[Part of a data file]
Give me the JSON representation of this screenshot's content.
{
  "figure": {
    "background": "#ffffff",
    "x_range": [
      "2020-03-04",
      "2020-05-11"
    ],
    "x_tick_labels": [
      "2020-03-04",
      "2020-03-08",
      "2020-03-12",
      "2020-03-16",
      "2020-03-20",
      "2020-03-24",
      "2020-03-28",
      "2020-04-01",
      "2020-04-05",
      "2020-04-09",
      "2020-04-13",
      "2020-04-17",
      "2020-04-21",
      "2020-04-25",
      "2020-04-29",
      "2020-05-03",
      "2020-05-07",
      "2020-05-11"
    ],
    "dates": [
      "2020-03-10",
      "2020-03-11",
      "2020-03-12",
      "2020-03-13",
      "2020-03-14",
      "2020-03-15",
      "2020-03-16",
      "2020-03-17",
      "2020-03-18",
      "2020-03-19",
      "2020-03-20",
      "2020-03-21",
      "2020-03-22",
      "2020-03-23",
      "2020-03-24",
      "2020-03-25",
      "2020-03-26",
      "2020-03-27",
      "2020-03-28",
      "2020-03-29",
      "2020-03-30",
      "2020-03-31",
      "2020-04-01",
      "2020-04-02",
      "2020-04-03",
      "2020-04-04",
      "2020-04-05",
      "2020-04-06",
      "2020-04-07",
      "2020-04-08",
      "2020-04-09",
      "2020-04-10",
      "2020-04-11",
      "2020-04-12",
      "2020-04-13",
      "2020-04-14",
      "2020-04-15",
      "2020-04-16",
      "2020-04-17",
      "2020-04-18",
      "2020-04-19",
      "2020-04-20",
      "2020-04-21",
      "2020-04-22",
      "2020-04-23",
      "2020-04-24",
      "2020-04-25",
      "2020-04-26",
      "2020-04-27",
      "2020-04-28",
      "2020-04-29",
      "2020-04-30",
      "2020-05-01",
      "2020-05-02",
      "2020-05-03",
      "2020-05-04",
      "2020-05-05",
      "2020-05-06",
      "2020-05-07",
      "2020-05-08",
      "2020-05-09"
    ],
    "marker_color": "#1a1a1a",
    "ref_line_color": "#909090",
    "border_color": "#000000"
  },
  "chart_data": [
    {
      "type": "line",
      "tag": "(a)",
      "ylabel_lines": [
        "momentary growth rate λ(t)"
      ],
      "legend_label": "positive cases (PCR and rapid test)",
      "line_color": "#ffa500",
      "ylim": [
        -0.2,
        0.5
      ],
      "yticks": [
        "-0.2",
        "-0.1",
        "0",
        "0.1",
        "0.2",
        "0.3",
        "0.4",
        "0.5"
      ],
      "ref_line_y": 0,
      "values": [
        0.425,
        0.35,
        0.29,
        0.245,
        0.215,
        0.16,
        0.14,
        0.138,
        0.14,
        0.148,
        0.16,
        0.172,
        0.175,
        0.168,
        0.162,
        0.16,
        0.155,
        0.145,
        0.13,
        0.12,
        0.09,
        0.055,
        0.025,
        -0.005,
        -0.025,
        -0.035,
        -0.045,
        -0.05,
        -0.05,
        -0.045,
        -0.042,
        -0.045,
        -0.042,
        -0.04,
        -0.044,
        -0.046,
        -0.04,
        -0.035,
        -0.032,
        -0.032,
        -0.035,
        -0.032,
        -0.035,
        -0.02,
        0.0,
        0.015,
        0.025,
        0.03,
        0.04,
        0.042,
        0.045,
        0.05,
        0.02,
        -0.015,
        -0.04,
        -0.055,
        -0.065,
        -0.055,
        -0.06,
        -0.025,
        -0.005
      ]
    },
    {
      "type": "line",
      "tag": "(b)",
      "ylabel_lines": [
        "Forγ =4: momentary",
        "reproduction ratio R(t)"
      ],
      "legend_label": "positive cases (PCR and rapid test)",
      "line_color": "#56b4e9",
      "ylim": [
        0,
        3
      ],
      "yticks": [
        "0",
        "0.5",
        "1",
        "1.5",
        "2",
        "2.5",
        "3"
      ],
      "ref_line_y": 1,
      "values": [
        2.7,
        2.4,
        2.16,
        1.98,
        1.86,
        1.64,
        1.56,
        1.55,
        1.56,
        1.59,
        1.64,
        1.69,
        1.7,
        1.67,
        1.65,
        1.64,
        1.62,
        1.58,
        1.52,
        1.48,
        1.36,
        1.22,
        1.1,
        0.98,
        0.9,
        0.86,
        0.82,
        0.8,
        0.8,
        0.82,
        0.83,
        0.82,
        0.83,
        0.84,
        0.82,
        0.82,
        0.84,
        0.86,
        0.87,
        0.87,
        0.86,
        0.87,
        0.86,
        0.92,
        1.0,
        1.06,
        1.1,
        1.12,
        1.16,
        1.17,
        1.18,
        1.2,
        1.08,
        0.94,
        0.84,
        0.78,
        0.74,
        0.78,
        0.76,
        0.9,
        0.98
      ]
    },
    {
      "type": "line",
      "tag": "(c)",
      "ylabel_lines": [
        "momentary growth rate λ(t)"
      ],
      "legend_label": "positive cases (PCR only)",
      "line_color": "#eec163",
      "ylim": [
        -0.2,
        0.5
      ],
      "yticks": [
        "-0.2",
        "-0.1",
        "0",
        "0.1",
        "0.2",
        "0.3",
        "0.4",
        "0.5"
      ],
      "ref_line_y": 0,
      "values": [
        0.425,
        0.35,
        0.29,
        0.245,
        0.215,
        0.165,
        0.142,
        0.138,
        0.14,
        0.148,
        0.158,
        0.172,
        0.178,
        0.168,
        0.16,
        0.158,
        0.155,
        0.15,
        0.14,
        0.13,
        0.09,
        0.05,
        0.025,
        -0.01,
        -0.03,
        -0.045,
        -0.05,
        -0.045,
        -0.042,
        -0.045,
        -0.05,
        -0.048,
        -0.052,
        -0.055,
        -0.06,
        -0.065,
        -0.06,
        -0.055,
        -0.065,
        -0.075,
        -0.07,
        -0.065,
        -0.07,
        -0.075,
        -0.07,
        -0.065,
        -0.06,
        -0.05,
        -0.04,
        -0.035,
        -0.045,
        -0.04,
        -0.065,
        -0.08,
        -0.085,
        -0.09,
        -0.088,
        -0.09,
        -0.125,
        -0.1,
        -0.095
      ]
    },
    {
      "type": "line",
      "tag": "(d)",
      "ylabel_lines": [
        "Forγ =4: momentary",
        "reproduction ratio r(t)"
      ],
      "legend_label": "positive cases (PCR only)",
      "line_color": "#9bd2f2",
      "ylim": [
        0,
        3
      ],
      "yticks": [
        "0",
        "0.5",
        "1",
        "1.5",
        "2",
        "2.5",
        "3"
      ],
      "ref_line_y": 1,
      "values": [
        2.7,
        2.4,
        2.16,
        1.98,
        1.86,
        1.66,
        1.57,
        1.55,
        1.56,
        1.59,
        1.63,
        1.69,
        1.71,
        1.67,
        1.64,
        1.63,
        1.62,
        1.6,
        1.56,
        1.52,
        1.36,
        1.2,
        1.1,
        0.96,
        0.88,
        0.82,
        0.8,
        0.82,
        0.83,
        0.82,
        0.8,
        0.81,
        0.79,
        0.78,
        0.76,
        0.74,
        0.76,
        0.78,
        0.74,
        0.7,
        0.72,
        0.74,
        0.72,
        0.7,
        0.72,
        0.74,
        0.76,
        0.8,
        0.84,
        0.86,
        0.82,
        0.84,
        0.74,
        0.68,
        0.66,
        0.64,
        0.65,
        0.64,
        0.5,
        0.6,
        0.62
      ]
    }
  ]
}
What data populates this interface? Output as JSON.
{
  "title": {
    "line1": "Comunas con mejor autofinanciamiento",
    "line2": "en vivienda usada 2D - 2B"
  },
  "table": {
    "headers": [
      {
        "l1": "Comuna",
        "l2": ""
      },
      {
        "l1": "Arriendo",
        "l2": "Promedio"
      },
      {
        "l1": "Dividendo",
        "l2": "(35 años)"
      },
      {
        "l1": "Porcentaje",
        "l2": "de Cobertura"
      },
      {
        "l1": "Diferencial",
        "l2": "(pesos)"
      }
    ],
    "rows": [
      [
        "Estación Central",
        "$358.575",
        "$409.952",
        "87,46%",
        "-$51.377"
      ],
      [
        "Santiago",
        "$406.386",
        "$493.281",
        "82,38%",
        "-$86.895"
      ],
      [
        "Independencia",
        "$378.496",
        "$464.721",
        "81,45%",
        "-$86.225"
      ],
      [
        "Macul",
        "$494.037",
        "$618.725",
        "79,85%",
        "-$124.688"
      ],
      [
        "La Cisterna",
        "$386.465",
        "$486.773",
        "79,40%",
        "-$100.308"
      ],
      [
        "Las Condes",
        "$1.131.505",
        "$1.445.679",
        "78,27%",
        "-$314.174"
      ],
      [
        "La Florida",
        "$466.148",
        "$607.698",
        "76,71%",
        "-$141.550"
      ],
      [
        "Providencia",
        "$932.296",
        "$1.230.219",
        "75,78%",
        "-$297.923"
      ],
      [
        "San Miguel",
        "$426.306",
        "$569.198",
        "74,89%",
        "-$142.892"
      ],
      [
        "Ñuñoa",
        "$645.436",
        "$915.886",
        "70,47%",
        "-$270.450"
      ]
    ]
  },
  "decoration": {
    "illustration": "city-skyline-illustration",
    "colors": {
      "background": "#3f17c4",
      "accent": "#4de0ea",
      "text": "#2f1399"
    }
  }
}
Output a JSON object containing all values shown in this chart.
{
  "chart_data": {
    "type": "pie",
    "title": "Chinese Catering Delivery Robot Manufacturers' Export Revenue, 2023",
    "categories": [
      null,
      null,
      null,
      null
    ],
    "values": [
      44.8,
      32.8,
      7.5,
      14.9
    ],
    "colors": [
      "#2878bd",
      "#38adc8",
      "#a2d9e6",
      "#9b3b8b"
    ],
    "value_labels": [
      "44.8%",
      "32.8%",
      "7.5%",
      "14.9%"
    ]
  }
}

**EXERCISE AIM:**
Write down only how many lines in the listing contain the word "reproduction".

**OUTPUT OF THE EXERCISE:**
2